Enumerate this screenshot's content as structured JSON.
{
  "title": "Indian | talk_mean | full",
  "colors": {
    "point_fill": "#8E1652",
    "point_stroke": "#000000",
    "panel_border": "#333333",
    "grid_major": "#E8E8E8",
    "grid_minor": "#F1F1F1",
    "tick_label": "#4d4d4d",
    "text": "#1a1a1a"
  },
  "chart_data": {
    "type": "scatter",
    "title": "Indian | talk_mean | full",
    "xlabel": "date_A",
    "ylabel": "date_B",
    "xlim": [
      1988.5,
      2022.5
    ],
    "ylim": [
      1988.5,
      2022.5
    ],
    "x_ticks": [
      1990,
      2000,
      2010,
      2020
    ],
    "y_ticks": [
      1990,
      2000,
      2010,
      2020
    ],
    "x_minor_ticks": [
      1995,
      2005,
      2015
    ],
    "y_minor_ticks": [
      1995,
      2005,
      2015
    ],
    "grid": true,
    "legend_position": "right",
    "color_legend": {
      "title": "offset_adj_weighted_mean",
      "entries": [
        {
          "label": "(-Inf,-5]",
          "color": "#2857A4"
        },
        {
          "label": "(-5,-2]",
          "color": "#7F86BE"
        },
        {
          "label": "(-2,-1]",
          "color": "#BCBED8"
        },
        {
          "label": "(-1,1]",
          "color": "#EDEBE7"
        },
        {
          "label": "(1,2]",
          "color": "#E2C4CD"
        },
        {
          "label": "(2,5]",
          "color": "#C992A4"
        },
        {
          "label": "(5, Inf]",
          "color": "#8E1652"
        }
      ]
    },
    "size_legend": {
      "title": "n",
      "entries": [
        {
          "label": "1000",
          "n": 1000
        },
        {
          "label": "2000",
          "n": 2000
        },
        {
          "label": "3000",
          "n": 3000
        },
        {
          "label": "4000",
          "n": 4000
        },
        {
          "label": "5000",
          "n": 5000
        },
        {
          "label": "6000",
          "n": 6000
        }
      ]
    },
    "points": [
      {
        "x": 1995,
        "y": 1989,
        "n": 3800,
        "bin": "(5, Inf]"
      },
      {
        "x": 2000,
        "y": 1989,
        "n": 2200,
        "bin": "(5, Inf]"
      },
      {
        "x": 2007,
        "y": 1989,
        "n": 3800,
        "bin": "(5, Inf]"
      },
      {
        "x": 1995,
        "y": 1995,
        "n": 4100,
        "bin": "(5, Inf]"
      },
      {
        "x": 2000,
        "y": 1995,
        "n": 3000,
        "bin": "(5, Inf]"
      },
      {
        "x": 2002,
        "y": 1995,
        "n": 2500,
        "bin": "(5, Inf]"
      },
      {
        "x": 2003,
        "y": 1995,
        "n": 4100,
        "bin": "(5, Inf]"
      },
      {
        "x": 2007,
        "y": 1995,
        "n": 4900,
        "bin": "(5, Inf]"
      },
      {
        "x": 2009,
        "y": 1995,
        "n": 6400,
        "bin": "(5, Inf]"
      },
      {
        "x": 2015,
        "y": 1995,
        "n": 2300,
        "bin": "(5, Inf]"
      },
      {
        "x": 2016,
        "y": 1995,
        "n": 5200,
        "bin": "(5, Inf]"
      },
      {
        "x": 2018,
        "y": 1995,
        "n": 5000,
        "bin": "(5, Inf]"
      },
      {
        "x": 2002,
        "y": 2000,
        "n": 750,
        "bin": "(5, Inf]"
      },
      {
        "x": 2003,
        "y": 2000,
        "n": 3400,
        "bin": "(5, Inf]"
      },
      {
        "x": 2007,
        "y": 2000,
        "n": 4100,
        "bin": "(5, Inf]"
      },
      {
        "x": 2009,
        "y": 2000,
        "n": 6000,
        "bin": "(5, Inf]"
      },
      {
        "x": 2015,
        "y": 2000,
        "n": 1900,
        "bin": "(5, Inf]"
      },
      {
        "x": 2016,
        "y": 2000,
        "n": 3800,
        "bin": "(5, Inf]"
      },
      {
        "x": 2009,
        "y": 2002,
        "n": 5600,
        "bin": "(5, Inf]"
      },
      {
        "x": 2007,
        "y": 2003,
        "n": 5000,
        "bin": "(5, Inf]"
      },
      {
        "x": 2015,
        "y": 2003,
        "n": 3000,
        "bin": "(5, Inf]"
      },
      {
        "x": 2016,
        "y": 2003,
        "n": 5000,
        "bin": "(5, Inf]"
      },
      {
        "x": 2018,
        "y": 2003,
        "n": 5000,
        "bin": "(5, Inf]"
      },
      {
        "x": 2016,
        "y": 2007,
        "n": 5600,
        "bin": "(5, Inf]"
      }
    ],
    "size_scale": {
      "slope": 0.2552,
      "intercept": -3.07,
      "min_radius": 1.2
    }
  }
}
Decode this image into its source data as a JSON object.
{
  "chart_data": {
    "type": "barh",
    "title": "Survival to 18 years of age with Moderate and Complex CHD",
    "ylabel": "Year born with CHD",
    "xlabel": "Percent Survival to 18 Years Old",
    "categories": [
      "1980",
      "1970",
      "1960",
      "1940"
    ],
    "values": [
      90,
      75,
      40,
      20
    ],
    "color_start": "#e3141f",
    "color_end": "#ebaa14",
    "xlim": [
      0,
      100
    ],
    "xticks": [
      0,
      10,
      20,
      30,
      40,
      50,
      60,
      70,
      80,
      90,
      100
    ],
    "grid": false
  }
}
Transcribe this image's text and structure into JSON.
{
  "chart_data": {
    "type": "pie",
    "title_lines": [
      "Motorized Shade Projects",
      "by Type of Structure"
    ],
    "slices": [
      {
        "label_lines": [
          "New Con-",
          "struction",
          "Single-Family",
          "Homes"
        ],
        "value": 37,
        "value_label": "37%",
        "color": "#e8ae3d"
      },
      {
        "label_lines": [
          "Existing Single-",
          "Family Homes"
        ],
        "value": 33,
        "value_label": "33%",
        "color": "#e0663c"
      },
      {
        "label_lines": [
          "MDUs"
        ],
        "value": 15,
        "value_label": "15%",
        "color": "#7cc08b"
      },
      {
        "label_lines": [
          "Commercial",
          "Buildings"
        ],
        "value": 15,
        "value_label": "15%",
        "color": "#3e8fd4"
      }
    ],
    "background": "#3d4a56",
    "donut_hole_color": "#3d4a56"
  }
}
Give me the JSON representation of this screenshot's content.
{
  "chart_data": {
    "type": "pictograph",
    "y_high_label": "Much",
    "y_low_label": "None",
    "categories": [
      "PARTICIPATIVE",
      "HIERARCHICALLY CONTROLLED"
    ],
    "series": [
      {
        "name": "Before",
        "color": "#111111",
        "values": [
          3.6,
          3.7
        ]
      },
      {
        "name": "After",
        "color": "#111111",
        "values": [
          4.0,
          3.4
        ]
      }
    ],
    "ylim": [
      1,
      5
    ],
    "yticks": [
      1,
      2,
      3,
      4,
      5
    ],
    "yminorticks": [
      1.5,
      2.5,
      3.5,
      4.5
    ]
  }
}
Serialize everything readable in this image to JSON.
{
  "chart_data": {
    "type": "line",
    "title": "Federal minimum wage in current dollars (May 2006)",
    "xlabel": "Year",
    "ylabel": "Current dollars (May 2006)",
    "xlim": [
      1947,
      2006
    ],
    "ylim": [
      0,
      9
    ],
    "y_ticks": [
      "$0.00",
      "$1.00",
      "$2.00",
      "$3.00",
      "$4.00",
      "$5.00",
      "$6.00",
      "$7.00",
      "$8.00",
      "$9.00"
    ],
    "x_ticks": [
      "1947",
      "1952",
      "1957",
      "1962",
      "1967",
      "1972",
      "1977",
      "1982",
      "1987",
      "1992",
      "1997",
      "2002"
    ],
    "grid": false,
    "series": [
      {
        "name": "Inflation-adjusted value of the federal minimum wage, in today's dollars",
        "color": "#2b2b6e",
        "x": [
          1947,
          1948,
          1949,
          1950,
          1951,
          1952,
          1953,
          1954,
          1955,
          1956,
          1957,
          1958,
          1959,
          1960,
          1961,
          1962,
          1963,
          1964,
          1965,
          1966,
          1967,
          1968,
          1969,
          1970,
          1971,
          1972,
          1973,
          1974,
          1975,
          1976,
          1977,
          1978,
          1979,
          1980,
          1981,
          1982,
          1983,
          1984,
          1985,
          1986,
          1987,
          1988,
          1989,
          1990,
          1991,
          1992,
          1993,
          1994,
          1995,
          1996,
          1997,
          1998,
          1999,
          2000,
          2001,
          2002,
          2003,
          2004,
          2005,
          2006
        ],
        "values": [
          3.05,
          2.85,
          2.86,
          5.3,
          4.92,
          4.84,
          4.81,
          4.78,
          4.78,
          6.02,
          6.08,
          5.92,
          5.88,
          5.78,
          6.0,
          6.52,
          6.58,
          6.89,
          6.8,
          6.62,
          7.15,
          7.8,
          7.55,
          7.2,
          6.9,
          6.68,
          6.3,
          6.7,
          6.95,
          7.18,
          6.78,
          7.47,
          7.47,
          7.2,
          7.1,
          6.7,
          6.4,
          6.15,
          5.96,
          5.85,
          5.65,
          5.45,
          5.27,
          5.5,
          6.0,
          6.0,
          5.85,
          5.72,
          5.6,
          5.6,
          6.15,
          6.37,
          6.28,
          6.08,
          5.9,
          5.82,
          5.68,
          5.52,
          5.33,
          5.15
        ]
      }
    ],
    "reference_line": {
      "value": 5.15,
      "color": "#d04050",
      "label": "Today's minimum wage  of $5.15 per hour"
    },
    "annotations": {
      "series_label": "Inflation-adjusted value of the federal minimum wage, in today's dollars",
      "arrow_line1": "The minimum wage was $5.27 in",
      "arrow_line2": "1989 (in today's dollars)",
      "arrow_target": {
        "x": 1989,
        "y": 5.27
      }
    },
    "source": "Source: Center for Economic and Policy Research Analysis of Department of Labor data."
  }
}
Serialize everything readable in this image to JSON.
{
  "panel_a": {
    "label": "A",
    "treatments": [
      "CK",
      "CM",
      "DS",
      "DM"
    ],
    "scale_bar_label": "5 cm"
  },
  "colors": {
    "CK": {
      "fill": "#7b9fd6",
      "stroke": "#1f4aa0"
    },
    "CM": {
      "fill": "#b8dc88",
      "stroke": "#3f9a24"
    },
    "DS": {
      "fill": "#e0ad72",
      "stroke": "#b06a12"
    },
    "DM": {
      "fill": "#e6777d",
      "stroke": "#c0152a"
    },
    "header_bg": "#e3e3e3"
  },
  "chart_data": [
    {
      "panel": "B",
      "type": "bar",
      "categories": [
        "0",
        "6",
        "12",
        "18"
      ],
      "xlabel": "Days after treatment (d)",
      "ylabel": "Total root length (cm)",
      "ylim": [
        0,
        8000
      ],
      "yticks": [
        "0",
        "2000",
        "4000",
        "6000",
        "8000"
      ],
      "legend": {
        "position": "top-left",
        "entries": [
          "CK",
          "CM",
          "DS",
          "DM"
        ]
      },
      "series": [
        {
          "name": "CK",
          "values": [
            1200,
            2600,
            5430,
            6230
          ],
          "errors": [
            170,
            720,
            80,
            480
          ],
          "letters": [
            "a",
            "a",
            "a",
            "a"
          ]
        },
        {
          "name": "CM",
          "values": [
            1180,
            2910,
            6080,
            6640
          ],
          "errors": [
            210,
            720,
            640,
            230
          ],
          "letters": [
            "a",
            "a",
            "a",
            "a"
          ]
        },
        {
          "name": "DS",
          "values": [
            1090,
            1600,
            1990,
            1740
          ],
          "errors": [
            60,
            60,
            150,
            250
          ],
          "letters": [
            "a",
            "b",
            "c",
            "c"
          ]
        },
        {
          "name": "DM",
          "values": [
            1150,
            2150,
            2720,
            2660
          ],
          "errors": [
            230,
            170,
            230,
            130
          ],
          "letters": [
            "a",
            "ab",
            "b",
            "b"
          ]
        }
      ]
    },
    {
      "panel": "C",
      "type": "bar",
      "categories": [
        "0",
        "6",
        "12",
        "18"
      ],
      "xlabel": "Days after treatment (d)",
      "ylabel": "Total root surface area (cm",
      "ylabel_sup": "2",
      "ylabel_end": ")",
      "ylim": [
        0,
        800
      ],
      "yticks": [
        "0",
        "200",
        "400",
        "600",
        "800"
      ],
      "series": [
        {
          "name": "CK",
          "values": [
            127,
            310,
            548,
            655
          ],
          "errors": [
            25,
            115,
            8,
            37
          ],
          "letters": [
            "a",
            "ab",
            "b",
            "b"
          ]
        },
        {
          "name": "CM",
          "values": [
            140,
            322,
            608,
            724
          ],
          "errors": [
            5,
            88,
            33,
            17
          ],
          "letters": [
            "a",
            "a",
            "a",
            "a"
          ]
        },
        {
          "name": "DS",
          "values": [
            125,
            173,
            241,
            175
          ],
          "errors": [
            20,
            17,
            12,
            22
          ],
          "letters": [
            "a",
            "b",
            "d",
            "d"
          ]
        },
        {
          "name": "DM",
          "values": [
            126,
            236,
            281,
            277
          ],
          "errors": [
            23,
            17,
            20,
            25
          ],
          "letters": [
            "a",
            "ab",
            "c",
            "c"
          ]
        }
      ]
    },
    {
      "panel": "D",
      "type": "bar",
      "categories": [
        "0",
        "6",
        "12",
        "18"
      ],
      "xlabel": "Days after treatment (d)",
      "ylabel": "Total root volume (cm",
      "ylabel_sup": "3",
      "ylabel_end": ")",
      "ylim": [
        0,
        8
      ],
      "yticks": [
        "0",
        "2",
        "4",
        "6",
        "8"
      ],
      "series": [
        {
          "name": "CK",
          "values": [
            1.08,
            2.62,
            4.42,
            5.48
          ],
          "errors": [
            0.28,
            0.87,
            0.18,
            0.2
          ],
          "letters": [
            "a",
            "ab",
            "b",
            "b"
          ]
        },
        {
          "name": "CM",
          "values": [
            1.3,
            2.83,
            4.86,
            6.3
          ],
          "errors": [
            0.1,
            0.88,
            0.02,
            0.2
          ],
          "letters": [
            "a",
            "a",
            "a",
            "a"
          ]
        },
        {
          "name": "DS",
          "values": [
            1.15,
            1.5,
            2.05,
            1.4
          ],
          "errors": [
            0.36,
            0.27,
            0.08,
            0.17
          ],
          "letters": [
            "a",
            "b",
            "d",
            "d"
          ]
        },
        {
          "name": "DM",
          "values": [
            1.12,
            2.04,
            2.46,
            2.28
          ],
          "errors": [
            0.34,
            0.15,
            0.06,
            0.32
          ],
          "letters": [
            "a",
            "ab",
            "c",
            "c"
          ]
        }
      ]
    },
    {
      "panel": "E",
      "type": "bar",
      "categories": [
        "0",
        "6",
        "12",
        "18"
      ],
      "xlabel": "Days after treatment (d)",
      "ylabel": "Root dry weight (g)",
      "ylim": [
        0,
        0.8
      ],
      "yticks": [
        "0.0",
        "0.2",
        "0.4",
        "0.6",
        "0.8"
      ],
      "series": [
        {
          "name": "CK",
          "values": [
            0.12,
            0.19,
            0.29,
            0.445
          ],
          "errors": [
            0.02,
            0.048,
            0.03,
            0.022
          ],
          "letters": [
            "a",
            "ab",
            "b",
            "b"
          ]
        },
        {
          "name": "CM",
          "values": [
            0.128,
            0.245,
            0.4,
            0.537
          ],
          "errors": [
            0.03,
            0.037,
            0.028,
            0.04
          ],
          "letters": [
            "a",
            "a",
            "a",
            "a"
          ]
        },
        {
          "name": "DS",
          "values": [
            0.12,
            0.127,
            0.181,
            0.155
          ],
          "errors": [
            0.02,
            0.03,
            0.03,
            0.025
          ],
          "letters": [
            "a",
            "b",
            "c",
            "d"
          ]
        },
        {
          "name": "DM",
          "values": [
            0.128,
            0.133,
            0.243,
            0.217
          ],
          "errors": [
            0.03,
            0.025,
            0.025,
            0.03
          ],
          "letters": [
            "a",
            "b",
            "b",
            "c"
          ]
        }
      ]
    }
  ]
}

=-=-=

> [Written instruction] Scan the listing above and identify each line holding the string "source"; copy every such line.

> [Response]
Decode this image into its source data as a JSON object.
    "source": "Source: Center for Economic and Policy Research Analysis of Department of Labor data."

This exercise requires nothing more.